>> BEGIN DATASET ROWS

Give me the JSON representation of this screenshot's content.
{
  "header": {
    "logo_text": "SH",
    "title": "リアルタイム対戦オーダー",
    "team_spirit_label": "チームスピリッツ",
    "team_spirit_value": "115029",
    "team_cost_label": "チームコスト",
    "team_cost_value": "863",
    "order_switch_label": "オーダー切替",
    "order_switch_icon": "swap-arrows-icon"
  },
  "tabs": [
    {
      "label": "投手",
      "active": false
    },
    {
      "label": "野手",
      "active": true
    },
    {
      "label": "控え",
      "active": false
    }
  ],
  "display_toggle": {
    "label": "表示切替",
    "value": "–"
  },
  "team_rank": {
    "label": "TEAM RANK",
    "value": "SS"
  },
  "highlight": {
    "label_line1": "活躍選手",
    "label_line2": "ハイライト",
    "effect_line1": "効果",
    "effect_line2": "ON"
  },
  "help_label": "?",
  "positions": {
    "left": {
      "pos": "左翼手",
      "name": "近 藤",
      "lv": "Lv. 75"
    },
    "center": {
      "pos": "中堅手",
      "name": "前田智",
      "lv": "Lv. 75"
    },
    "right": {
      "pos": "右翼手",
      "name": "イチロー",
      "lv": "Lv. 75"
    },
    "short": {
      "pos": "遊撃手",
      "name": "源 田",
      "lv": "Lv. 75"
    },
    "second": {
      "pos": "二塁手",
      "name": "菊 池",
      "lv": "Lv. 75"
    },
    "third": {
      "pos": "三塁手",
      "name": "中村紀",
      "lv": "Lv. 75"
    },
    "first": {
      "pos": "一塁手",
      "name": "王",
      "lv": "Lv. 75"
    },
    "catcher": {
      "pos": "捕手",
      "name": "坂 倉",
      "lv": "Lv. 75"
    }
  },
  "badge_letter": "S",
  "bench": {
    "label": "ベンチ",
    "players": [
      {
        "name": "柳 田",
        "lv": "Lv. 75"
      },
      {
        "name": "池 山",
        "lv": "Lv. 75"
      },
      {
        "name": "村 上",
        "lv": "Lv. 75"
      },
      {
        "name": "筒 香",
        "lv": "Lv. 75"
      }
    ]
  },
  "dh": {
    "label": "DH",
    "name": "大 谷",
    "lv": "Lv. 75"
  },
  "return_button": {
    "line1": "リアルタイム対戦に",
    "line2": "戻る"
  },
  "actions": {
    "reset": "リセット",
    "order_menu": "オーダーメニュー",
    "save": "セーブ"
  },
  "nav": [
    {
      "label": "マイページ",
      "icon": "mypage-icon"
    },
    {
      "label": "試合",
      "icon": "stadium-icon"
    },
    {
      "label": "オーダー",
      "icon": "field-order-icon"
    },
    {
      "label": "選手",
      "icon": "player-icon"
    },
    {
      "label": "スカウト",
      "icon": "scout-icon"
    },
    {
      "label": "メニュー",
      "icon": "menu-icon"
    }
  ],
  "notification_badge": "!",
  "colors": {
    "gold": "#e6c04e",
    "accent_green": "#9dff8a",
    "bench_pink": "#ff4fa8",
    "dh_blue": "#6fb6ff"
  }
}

>> END DATASET ROWS

- [WHAT YOU NEED TO DO]
Only lines holding the string "icon" are wanted; gather each one from the entries above.

- [COMPLETE ANSWER]
    "order_switch_icon": "swap-arrows-icon"
      "icon": "mypage-icon"
      "icon": "stadium-icon"
      "icon": "field-order-icon"
      "icon": "player-icon"
      "icon": "scout-icon"
      "icon": "menu-icon"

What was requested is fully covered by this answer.